The news media has been reporting on polls showing diminished public support for Barack Obama following the squandering of $5 billion on a bunch of semi-functional health insurance web sites (see this analysis of $4.5 billion in federal spending on state-operated exchanges, plus another $500+ million on the federal one).
At Thanksgiving gatherings with friends and family, however, I found that people who had previously supported Obama were no less enthusiastic about him than in previous years.
None of the Obama enthusiasts had any idea what web development typically cost or any knowledge about what healthcare.gov cost or what it was supposed to do. Therefore they didn’t have a strong opinion about the reported problems with the site.
To the extent that there were any problems with America’s healthcare system, Obama supporters blamed insurance companies and their inefficiency and greed. They didn’t see any contradiction between this opinion and the idea that the federal government should force people to do business with these inefficient and greedy companies.
Generally Obama supporters accepted that “health insurance” and “health care” were equivalent and therefore a person without health insurance would not be able to get health care. The Obama supporters believed that health care was a universal right and that, without insurance an American would not be able to obtain any care, so they were very happy that Obamacare was going to result in universal coverage [i.e., none were aware that Obamacare will leave approximately 30 million Americans uninsured (see this Washington Post article)].
┄┄┄┄┄┄┄┄┄┄┄┄┄┄┄┄┄┄┄┄
What is expected: Carry on the passage on Obama supporters' views of health care, beginning right after its final sentence. The entries come from a different source than the passage on Obama supporters' views of health care.

Dataset:
┄┄┄┄┄┄┄┄┄┄┄┄┄┄┄┄┄┄┄┄
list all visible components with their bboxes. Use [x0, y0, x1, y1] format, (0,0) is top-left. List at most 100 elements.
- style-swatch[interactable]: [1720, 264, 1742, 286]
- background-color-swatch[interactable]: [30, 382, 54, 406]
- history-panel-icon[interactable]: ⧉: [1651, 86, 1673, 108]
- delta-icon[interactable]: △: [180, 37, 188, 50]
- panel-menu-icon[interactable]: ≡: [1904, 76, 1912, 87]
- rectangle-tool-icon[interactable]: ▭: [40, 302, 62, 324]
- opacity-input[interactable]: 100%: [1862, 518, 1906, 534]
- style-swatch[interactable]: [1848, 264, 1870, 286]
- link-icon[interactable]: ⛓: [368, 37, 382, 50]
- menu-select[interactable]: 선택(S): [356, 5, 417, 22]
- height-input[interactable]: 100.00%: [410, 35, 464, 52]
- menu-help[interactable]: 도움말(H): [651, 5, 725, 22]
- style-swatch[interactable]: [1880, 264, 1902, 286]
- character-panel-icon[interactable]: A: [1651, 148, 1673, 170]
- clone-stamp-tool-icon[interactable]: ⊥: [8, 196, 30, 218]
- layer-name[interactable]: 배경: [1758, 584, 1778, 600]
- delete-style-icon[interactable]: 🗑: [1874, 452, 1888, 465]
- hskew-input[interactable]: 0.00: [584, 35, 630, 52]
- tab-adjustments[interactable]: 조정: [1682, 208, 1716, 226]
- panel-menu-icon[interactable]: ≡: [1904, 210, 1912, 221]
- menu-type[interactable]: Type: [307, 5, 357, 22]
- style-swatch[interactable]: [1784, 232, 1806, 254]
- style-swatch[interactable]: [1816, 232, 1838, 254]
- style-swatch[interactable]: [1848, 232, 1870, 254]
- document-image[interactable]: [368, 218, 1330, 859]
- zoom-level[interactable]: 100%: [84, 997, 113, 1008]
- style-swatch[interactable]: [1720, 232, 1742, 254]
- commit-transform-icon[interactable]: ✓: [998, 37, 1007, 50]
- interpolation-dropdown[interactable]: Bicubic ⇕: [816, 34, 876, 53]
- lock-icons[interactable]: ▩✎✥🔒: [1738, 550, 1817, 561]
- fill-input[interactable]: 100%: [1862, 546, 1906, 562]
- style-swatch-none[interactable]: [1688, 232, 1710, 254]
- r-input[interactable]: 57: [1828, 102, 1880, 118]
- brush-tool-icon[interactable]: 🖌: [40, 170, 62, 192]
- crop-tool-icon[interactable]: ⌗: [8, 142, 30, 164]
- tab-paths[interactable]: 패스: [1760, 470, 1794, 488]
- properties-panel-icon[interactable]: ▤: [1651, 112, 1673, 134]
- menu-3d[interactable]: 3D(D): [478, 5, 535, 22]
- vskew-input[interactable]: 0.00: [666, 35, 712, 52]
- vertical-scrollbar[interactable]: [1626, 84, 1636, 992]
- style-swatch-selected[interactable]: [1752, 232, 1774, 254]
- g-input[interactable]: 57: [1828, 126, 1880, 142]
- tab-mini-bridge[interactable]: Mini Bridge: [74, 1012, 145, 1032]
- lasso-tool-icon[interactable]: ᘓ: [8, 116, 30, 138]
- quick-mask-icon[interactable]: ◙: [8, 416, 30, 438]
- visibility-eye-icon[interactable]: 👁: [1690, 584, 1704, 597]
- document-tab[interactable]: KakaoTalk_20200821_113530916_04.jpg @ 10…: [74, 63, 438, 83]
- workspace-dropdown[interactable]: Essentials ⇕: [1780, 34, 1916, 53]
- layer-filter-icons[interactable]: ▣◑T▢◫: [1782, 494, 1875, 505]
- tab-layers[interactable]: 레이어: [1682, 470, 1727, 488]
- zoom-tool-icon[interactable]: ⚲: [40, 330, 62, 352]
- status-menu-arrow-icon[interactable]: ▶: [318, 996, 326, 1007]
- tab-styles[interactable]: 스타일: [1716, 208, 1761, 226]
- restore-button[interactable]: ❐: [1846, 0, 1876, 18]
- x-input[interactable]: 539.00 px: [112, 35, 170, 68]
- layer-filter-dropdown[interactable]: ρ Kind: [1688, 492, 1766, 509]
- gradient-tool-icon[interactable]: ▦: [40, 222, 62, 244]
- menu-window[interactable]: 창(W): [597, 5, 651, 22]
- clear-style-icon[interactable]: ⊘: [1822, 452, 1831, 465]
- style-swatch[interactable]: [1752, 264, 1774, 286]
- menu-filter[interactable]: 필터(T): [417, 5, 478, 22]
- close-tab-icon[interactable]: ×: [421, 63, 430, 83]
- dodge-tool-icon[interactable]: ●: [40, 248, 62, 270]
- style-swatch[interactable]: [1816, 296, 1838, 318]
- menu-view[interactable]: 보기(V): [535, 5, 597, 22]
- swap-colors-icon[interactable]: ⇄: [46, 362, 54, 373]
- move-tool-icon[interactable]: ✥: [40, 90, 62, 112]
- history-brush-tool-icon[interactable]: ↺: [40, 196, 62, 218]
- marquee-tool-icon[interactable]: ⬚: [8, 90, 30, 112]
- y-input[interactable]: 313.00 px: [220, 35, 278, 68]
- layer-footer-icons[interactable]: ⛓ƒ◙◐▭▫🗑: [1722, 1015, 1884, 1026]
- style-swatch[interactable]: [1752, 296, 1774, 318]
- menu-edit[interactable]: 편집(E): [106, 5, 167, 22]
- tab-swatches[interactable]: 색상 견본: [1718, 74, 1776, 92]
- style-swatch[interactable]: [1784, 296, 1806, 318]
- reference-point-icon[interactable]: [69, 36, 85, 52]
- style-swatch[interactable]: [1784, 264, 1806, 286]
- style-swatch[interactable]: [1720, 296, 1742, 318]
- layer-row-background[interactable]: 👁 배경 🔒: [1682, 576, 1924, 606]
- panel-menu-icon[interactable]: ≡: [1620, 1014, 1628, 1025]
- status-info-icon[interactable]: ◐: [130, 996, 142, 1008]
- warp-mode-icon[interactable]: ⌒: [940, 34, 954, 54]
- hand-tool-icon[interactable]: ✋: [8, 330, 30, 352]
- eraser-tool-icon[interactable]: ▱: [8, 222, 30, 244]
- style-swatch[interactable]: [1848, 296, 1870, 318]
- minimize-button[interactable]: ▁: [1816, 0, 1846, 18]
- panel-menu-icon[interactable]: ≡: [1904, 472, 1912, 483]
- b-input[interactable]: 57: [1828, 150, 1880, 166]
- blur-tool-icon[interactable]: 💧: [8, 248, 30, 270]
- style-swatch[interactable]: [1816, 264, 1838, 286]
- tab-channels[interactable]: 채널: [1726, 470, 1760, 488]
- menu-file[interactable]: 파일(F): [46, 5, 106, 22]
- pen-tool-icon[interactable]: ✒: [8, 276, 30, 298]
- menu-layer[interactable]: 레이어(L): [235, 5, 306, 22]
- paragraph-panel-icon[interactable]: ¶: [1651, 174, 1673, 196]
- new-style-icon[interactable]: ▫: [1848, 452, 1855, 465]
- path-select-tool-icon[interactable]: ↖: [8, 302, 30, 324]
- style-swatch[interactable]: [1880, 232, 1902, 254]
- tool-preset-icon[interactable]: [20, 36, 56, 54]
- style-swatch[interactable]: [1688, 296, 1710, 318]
┄┄┄┄┄┄┄┄┄┄┄┄┄┄┄┄┄┄┄┄
Result:
The minority of Obama supporters who were were aware that the U.S. currently spends a much higher percentage of GDP on health care than other countries believed that with appropriate direction from Washington, D.C., our costs could be brought in line with the rest of the world’s, if only the central planners were given more power. [Health care spending in the U.S. was 4 percent of GDP in 1950 and is 18 percent today; Singapore spends about 4.6 percent of its GDP on health care, according to the World Bank, while most European countries are in the 9 percent range.]
Obama supporters believed that the only possible way for poor people to get health care was if the federal government paid for it through Medicaid. They believed that between 1776 and 1965, Americans who were poor and sick could not get any treatment at all. Obama voters who lived within walking distance of Boston City Hospital (founded 1864) were unaware that local or state governments had ever played any role in delivering health care to the poor. Obama supporters who lived within a short drive of one of America’s hundreds of Catholic hospitals were unaware that health care for the poor had ever been delivered through private/religious charity. If the federal government had not started paying in 1965, Americans who lacked funds would simply drop dead in the streets for want of a straightforward procedure (hence Obama supporters were very grateful for the continued existence of Medicaid).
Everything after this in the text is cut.